> GIVEN PROBLEM: Output every line below exactly.

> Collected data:
----
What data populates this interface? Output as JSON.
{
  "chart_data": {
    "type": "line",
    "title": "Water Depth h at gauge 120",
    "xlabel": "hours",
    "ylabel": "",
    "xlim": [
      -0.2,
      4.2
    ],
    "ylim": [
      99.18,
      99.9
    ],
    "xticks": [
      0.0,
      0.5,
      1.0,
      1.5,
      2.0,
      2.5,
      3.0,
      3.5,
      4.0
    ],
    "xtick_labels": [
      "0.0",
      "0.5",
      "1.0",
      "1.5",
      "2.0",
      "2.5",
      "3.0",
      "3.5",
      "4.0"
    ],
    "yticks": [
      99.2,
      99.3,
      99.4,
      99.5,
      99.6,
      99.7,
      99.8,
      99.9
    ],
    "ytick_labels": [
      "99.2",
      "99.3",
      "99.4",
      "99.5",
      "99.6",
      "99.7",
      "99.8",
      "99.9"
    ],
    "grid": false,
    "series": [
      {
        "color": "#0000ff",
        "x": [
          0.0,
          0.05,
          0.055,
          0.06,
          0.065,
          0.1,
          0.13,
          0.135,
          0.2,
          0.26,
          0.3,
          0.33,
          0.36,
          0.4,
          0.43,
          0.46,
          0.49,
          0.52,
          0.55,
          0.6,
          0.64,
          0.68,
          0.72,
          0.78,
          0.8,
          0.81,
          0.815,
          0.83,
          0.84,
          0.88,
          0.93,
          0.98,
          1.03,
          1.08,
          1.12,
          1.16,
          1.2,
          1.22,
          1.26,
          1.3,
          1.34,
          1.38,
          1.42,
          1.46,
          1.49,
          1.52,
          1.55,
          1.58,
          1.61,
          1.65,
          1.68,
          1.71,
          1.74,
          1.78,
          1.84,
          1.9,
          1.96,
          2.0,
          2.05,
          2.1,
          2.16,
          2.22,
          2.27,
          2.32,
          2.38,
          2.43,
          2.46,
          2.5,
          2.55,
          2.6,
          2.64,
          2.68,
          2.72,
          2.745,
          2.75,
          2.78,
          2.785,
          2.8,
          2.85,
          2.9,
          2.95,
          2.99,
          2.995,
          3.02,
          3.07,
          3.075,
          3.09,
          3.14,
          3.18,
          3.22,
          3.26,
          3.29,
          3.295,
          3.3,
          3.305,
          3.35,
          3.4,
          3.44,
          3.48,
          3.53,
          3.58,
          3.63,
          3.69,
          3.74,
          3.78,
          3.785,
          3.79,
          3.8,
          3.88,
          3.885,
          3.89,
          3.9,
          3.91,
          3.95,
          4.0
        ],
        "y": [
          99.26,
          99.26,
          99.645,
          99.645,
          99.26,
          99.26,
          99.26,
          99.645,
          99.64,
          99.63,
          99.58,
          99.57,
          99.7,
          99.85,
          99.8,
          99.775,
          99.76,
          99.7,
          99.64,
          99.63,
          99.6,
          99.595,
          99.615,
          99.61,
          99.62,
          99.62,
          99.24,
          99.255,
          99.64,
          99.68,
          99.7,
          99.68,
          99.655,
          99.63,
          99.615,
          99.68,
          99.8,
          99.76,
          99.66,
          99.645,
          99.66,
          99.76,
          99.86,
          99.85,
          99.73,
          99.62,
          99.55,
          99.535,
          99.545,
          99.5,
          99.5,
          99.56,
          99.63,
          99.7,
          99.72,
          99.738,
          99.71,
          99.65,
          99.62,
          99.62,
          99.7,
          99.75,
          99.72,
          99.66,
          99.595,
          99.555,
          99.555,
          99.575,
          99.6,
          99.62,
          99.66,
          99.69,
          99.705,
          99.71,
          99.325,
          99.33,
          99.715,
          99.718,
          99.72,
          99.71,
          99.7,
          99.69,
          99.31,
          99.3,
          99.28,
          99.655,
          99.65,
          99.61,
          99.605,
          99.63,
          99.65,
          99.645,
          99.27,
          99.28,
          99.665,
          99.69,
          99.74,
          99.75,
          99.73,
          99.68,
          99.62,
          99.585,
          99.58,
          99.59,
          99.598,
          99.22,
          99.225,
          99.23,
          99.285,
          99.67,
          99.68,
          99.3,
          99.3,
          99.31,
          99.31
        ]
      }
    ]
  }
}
----
> EXERCISE RESULT:
What data populates this interface? Output as JSON.
{
  "chart_data": {
    "type": "line",
    "title": "Water Depth h at gauge 120",
    "xlabel": "hours",
    "ylabel": "",
    "xlim": [
      -0.2,
      4.2
    ],
    "ylim": [
      99.18,
      99.9
    ],
    "xticks": [
      0.0,
      0.5,
      1.0,
      1.5,
      2.0,
      2.5,
      3.0,
      3.5,
      4.0
    ],
    "xtick_labels": [
      "0.0",
      "0.5",
      "1.0",
      "1.5",
      "2.0",
      "2.5",
      "3.0",
      "3.5",
      "4.0"
    ],
    "yticks": [
      99.2,
      99.3,
      99.4,
      99.5,
      99.6,
      99.7,
      99.8,
      99.9
    ],
    "ytick_labels": [
      "99.2",
      "99.3",
      "99.4",
      "99.5",
      "99.6",
      "99.7",
      "99.8",
      "99.9"
    ],
    "grid": false,
    "series": [
      {
        "color": "#0000ff",
        "x": [
          0.0,
          0.05,
          0.055,
          0.06,
          0.065,
          0.1,
          0.13,
          0.135,
          0.2,
          0.26,
          0.3,
          0.33,
          0.36,
          0.4,
          0.43,
          0.46,
          0.49,
          0.52,
          0.55,
          0.6,
          0.64,
          0.68,
          0.72,
          0.78,
          0.8,
          0.81,
          0.815,
          0.83,
          0.84,
          0.88,
          0.93,
          0.98,
          1.03,
          1.08,
          1.12,
          1.16,
          1.2,
          1.22,
          1.26,
          1.3,
          1.34,
          1.38,
          1.42,
          1.46,
          1.49,
          1.52,
          1.55,
          1.58,
          1.61,
          1.65,
          1.68,
          1.71,
          1.74,
          1.78,
          1.84,
          1.9,
          1.96,
          2.0,
          2.05,
          2.1,
          2.16,
          2.22,
          2.27,
          2.32,
          2.38,
          2.43,
          2.46,
          2.5,
          2.55,
          2.6,
          2.64,
          2.68,
          2.72,
          2.745,
          2.75,
          2.78,
          2.785,
          2.8,
          2.85,
          2.9,
          2.95,
          2.99,
          2.995,
          3.02,
          3.07,
          3.075,
          3.09,
          3.14,
          3.18,
          3.22,
          3.26,
          3.29,
          3.295,
          3.3,
          3.305,
          3.35,
          3.4,
          3.44,
          3.48,
          3.53,
          3.58,
          3.63,
          3.69,
          3.74,
          3.78,
          3.785,
          3.79,
          3.8,
          3.88,
          3.885,
          3.89,
          3.9,
          3.91,
          3.95,
          4.0
        ],
        "y": [
          99.26,
          99.26,
          99.645,
          99.645,
          99.26,
          99.26,
          99.26,
          99.645,
          99.64,
          99.63,
          99.58,
          99.57,
          99.7,
          99.85,
          99.8,
          99.775,
          99.76,
          99.7,
          99.64,
          99.63,
          99.6,
          99.595,
          99.615,
          99.61,
          99.62,
          99.62,
          99.24,
          99.255,
          99.64,
          99.68,
          99.7,
          99.68,
          99.655,
          99.63,
          99.615,
          99.68,
          99.8,
          99.76,
          99.66,
          99.645,
          99.66,
          99.76,
          99.86,
          99.85,
          99.73,
          99.62,
          99.55,
          99.535,
          99.545,
          99.5,
          99.5,
          99.56,
          99.63,
          99.7,
          99.72,
          99.738,
          99.71,
          99.65,
          99.62,
          99.62,
          99.7,
          99.75,
          99.72,
          99.66,
          99.595,
          99.555,
          99.555,
          99.575,
          99.6,
          99.62,
          99.66,
          99.69,
          99.705,
          99.71,
          99.325,
          99.33,
          99.715,
          99.718,
          99.72,
          99.71,
          99.7,
          99.69,
          99.31,
          99.3,
          99.28,
          99.655,
          99.65,
          99.61,
          99.605,
          99.63,
          99.65,
          99.645,
          99.27,
          99.28,
          99.665,
          99.69,
          99.74,
          99.75,
          99.73,
          99.68,
          99.62,
          99.585,
          99.58,
          99.59,
          99.598,
          99.22,
          99.225,
          99.23,
          99.285,
          99.67,
          99.68,
          99.3,
          99.3,
          99.31,
          99.31
        ]
      }
    ]
  }
}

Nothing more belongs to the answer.